WHAT YOU HAVE TO DO:
Where does the string "hung" appear in the records? Copy every line that contains it.

Start of RECORDS

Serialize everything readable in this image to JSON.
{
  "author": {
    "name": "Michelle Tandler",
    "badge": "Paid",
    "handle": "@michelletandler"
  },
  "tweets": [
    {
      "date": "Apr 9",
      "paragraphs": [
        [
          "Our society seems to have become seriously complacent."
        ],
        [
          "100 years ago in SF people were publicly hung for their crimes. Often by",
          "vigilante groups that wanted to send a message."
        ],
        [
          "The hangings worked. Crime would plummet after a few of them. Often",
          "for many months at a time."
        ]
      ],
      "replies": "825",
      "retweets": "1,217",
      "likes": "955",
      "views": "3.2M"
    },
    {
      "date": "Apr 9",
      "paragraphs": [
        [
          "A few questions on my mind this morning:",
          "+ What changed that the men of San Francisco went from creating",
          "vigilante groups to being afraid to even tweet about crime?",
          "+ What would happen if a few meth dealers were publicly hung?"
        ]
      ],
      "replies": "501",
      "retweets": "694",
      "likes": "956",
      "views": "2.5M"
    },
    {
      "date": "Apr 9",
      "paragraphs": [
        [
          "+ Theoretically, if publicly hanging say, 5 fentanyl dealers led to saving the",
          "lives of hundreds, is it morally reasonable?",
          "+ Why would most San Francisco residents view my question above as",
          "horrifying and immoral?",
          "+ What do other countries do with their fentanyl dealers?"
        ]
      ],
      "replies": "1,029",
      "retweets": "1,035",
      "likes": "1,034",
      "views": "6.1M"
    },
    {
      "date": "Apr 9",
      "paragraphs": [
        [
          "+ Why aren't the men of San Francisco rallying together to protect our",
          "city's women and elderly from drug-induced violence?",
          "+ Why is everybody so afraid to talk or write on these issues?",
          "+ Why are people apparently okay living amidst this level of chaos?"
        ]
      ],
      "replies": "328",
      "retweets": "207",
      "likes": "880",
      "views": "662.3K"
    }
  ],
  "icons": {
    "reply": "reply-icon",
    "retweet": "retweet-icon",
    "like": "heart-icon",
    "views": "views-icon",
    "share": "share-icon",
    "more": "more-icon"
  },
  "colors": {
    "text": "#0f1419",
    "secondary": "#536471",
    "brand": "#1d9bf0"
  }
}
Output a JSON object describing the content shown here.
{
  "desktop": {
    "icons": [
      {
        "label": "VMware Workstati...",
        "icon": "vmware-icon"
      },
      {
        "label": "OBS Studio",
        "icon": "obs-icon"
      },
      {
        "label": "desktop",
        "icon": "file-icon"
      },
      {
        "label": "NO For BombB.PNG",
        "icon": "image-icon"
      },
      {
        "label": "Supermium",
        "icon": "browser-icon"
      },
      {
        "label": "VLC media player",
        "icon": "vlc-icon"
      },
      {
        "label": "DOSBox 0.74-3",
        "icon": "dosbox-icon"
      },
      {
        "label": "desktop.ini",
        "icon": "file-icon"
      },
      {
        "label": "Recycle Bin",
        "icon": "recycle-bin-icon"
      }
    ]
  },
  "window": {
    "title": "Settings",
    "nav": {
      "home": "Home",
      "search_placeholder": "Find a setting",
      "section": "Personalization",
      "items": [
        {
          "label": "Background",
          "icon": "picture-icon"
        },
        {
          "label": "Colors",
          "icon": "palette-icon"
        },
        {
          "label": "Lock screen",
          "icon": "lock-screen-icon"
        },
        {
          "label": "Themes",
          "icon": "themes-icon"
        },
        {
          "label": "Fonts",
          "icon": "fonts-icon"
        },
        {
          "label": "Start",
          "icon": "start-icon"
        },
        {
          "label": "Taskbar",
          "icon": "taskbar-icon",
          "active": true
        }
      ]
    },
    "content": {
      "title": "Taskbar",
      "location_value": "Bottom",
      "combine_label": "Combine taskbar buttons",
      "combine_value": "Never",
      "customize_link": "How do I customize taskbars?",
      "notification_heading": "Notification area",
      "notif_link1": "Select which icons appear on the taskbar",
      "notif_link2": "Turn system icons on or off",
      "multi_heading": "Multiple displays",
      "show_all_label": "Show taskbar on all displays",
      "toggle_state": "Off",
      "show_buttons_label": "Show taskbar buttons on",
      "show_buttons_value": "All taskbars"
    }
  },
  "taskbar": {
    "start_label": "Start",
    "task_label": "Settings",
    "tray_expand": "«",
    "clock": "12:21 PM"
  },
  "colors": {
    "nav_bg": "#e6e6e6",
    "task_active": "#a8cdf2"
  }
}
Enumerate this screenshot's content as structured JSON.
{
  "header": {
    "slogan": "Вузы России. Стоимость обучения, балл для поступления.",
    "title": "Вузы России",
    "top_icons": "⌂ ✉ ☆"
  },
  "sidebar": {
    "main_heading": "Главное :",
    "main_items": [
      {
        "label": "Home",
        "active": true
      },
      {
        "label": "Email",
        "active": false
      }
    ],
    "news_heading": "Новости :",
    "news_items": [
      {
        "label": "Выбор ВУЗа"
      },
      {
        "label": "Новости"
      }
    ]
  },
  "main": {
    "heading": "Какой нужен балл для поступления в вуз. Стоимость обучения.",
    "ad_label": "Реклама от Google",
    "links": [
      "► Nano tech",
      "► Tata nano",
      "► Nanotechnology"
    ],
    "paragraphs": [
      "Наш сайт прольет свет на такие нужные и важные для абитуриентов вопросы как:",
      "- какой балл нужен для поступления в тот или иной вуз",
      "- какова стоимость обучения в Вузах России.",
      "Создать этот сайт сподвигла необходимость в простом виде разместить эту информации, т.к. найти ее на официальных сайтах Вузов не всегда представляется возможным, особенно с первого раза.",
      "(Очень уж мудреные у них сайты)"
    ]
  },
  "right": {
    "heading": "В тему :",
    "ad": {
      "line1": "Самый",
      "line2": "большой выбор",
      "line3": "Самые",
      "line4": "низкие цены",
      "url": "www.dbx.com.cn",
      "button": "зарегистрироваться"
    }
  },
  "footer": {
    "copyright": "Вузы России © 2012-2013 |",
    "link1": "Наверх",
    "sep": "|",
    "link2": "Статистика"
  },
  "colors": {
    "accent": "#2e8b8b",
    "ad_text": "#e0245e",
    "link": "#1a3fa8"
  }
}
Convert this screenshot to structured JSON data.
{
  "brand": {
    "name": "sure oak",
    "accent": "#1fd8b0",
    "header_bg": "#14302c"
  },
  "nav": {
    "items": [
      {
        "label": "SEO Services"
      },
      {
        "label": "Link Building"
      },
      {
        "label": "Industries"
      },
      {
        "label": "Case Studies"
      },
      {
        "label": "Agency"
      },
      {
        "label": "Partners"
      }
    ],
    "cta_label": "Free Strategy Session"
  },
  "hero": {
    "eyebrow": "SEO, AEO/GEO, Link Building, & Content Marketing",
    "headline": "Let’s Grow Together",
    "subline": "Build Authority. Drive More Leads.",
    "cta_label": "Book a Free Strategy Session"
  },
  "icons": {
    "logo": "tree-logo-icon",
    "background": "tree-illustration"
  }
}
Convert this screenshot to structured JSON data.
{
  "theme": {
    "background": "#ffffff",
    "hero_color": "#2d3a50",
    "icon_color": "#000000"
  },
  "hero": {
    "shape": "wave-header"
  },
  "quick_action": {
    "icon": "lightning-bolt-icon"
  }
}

End of RECORDS

FULL RESPONSE:
          "100 years ago in SF people were publicly hung for their crimes. Often by",
          "+ What would happen if a few meth dealers were publicly hung?"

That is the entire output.